- _INSTRUCTIONS FOR THE TASK_
In the entries below, count every line with the string "name". State the count and nothing else.

------ SUPPLIED RECORDS

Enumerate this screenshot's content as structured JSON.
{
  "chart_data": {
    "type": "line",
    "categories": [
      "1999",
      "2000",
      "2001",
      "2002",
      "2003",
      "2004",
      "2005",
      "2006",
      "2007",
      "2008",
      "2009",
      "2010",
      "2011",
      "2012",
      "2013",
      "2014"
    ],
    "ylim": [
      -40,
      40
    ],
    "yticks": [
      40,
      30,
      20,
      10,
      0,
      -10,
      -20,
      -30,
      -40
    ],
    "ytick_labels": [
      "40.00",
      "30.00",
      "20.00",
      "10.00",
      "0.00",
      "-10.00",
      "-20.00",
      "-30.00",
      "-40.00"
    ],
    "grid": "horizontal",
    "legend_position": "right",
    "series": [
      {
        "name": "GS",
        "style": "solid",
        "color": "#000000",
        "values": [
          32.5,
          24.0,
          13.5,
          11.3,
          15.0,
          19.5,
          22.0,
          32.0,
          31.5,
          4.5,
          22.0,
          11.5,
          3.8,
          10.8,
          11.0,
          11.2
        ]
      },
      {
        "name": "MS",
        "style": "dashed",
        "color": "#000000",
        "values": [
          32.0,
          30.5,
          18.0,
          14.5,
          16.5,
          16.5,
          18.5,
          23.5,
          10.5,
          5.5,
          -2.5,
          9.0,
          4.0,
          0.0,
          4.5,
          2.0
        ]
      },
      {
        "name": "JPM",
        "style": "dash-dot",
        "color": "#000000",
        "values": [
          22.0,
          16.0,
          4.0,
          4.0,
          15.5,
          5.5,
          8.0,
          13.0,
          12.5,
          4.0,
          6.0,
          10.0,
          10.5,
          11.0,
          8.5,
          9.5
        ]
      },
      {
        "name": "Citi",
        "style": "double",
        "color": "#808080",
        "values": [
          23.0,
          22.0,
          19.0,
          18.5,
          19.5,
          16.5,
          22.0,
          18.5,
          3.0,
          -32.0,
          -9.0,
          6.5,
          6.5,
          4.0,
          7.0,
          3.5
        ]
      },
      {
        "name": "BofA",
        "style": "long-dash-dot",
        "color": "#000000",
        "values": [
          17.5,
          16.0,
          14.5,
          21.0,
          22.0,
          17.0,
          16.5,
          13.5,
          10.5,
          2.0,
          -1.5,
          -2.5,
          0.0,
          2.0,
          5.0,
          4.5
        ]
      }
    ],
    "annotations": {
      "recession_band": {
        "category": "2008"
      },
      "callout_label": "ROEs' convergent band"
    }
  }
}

------------

- _RIGHT ANSWER_
5